■ **Stated goal**: From the entries that follow, list every line in which the string "with" appears.

[Information shown start]

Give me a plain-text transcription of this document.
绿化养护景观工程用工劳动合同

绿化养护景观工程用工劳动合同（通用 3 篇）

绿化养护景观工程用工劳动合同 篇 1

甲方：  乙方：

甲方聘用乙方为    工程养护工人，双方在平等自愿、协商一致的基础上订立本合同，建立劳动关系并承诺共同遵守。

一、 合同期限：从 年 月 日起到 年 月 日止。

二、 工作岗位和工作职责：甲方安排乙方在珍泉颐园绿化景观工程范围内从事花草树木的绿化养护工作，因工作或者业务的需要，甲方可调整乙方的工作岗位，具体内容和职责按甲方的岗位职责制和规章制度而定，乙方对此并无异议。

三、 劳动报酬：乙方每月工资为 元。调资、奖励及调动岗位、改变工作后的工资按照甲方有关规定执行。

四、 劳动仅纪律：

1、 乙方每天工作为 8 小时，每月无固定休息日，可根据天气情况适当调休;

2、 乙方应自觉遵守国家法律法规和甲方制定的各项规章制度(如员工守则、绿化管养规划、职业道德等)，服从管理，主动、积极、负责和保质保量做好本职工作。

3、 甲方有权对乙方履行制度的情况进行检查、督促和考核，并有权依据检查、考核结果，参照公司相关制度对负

[Information shown end]
[Information shown start]

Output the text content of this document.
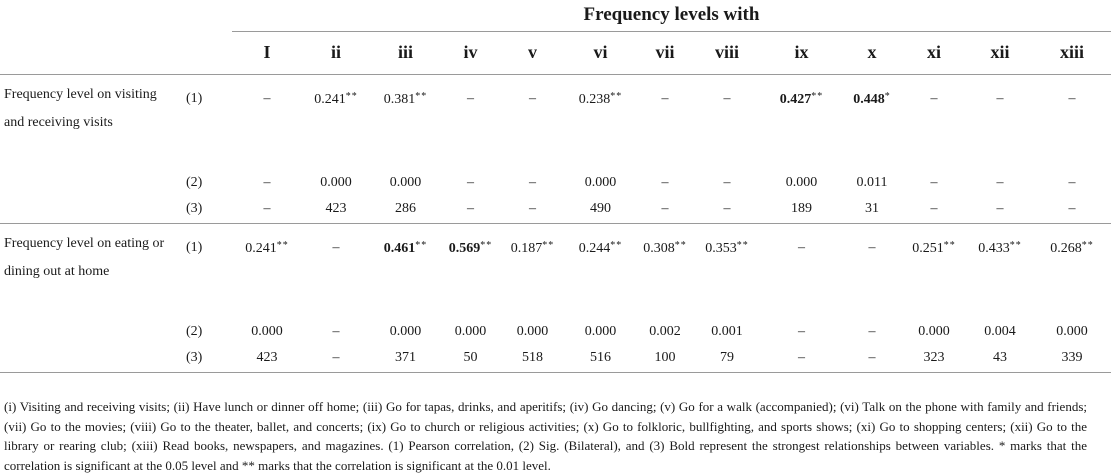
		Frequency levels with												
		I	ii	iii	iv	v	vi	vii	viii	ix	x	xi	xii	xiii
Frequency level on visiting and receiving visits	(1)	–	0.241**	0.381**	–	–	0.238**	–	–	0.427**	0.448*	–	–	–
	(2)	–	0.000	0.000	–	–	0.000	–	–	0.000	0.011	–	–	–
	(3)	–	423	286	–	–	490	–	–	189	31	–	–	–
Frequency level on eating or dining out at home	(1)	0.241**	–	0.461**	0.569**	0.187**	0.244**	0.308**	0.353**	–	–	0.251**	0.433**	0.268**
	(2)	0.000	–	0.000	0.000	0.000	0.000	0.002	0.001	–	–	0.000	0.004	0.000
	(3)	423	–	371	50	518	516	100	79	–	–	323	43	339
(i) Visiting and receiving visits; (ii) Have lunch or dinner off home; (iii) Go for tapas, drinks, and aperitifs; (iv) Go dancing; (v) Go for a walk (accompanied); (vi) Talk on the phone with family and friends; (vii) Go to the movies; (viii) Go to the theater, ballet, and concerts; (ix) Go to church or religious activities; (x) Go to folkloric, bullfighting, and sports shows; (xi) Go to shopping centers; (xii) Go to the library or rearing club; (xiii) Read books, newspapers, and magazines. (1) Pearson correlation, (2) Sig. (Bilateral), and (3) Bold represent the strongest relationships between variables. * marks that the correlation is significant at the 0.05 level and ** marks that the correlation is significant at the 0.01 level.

[Information shown end]

■ **Exercise output**:
		Frequency levels with												
(i) Visiting and receiving visits; (ii) Have lunch or dinner off home; (iii) Go for tapas, drinks, and aperitifs; (iv) Go dancing; (v) Go for a walk (accompanied); (vi) Talk on the phone with family and friends; (vii) Go to the movies; (viii) Go to the theater, ballet, and concerts; (ix) Go to church or religious activities; (x) Go to folkloric, bullfighting, and sports shows; (xi) Go to shopping centers; (xii) Go to the library or rearing club; (xiii) Read books, newspapers, and magazines. (1) Pearson correlation, (2) Sig. (Bilateral), and (3) Bold represent the strongest relationships between variables. * marks that the correlation is significant at the 0.05 level and ** marks that the correlation is significant at the 0.01 level.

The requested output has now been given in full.